The exercise: Show all lines holding the string "Postrzeganie".

[begin Provided records]

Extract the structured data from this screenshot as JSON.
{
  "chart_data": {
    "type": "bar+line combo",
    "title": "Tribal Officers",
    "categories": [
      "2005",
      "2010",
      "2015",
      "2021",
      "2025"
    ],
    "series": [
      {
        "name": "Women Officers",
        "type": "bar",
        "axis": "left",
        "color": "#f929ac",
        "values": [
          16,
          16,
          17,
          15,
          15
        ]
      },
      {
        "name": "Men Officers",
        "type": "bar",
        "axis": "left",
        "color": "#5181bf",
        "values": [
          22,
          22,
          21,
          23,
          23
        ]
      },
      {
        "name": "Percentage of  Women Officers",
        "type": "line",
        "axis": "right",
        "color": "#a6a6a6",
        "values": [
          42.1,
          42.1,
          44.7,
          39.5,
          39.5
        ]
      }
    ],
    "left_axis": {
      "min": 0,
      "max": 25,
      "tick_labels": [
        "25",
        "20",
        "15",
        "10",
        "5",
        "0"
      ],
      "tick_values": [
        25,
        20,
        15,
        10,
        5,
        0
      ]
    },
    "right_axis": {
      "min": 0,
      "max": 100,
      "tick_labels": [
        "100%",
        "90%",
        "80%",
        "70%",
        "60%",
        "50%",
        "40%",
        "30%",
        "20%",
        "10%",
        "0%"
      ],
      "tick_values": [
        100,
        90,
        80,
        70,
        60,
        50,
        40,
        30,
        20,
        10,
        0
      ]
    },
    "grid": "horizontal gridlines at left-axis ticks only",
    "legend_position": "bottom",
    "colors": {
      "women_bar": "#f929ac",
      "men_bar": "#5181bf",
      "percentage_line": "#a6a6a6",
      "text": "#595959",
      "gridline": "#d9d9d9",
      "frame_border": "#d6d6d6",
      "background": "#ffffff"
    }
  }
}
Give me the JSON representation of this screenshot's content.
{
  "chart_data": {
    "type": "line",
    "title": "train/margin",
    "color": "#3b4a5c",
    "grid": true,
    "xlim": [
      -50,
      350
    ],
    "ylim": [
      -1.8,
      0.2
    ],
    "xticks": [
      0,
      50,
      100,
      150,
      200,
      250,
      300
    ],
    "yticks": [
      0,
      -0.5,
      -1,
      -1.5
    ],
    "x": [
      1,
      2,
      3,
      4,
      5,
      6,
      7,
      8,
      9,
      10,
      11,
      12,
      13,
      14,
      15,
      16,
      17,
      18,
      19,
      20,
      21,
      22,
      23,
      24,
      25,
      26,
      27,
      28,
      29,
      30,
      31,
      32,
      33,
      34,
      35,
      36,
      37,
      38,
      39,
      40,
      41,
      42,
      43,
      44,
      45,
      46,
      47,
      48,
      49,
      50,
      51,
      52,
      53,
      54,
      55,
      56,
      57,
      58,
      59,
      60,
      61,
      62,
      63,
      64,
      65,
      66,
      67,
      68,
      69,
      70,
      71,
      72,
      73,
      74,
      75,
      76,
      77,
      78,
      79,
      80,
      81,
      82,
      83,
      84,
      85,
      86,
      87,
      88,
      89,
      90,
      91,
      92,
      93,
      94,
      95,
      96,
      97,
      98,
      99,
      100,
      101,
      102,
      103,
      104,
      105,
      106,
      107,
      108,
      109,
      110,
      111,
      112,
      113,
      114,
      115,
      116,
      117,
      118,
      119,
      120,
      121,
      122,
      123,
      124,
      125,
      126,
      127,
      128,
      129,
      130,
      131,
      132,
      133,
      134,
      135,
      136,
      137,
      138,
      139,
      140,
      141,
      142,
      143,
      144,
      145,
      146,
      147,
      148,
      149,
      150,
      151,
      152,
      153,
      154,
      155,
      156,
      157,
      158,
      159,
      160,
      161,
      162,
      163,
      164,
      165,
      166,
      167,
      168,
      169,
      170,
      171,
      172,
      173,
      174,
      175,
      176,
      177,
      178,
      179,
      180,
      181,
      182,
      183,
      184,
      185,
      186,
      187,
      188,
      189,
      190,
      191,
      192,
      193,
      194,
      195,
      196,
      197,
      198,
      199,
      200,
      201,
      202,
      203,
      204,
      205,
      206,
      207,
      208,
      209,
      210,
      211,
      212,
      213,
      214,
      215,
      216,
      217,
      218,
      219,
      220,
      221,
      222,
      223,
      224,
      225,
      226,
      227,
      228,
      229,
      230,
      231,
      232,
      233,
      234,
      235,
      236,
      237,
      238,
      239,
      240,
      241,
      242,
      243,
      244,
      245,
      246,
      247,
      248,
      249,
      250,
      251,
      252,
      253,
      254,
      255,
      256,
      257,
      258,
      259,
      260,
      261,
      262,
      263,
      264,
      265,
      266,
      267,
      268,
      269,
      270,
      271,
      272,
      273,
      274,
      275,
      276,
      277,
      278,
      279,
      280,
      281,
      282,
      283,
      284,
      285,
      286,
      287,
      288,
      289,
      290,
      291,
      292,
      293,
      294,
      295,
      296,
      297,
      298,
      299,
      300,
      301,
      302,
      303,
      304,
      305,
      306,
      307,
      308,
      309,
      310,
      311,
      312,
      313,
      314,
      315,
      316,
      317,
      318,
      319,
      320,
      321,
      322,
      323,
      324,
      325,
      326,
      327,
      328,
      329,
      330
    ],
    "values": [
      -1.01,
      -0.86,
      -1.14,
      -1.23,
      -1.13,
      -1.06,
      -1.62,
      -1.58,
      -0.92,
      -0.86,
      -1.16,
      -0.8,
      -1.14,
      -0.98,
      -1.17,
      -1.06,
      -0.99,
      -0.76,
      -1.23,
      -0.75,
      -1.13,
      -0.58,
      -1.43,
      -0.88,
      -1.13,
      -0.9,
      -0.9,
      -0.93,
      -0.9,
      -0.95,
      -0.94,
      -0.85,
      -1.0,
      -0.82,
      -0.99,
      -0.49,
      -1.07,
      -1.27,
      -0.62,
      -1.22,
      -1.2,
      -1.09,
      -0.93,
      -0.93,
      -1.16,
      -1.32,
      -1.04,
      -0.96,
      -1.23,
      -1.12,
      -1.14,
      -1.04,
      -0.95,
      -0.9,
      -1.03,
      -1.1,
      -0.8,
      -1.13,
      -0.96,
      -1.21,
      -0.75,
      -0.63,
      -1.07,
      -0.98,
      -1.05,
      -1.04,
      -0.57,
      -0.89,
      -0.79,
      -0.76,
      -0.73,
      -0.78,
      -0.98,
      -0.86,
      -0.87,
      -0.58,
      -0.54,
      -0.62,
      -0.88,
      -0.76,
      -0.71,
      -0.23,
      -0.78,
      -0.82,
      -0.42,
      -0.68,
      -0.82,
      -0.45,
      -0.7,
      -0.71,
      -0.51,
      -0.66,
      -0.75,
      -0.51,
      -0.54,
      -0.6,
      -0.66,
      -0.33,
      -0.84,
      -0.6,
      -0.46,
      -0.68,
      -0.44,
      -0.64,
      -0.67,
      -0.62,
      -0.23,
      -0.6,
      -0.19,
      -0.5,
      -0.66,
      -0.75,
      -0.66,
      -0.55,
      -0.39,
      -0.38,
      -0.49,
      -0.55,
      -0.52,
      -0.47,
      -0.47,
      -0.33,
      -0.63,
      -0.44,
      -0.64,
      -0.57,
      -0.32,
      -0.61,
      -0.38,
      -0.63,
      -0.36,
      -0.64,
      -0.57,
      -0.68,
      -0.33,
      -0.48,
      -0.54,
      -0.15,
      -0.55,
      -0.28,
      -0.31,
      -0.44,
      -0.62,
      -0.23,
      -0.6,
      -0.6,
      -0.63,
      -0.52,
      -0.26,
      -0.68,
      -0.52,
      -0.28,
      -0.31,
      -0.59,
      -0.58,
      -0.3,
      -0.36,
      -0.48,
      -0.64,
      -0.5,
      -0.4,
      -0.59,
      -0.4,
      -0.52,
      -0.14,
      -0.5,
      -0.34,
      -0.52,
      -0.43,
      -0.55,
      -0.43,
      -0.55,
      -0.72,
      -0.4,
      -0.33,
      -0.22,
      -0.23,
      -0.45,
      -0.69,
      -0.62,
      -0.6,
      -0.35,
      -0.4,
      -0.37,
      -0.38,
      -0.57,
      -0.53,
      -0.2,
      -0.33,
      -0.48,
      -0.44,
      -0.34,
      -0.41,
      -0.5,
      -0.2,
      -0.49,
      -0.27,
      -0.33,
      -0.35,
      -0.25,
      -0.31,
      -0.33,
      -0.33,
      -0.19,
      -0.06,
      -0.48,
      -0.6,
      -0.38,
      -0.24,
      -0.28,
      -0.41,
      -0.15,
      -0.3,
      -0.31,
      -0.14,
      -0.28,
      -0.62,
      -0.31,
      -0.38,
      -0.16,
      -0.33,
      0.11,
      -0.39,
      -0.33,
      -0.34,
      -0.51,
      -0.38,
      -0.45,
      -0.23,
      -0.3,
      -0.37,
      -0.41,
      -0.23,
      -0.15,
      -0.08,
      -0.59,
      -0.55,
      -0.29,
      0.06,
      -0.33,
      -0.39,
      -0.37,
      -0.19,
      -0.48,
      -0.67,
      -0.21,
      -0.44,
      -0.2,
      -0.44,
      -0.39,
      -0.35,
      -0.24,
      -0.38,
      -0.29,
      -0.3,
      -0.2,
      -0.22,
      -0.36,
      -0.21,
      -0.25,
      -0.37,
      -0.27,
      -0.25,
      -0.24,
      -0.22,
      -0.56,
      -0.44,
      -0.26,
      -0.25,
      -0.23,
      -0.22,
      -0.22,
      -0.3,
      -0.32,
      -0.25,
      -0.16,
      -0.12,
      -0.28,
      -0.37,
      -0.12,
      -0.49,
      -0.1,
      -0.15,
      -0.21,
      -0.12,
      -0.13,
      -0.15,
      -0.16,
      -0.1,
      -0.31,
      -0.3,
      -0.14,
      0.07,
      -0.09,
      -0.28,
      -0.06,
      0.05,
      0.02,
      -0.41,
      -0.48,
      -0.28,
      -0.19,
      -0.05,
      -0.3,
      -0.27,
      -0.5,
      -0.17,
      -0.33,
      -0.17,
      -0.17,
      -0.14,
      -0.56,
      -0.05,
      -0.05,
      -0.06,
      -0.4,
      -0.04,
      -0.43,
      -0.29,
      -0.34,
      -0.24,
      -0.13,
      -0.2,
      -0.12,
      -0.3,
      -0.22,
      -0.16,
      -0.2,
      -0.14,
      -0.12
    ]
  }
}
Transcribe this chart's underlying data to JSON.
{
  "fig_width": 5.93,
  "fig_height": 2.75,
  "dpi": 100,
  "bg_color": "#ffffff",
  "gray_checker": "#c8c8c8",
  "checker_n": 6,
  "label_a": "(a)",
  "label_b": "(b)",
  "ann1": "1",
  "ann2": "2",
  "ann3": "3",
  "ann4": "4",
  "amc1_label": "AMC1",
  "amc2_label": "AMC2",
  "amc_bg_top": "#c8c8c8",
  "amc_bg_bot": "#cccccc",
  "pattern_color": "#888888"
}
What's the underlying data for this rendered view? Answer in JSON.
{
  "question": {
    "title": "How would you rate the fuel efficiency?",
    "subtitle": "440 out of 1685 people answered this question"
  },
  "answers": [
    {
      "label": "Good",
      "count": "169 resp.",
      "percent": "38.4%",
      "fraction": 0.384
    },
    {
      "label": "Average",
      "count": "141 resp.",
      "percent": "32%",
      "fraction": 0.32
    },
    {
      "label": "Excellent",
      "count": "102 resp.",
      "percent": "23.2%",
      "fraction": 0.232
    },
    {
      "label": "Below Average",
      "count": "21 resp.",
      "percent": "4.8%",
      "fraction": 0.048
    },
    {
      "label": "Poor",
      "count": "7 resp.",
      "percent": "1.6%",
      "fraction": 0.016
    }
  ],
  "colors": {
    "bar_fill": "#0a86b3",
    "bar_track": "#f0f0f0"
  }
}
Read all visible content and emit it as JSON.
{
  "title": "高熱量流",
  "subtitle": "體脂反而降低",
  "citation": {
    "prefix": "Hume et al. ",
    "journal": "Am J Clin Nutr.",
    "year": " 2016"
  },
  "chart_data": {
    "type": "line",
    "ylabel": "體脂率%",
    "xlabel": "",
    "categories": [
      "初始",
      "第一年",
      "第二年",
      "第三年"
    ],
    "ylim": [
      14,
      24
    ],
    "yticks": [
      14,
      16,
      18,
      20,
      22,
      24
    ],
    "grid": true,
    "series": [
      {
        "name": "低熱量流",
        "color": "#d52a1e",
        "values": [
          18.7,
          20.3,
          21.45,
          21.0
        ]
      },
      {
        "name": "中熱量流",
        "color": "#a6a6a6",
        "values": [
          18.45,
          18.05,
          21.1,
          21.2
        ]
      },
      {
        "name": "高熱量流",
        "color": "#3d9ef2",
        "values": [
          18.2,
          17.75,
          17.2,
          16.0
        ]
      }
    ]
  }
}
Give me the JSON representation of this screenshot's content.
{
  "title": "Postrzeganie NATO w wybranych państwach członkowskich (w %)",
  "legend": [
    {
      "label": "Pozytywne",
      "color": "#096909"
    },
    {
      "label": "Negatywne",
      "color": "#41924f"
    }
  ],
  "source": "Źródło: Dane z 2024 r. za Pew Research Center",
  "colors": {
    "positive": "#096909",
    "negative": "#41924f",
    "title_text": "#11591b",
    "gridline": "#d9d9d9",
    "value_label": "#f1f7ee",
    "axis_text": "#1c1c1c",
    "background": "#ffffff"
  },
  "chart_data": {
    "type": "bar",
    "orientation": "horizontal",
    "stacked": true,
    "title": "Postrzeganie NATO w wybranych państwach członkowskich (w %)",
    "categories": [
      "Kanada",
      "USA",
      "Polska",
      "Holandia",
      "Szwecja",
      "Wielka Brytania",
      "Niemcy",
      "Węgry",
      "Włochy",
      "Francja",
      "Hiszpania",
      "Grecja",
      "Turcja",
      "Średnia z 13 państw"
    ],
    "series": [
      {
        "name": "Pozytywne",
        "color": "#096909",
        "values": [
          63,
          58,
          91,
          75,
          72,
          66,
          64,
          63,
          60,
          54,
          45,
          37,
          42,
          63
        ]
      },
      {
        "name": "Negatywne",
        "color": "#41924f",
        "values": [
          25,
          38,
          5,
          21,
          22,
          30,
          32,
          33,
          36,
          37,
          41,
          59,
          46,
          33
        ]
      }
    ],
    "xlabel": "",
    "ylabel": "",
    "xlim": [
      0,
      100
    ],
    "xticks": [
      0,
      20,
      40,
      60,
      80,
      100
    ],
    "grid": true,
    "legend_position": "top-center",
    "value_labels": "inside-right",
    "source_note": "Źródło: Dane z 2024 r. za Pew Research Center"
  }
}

[end Provided records]

Result of the exercise:
  "title": "Postrzeganie NATO w wybranych państwach członkowskich (w %)",
    "title": "Postrzeganie NATO w wybranych państwach członkowskich (w %)",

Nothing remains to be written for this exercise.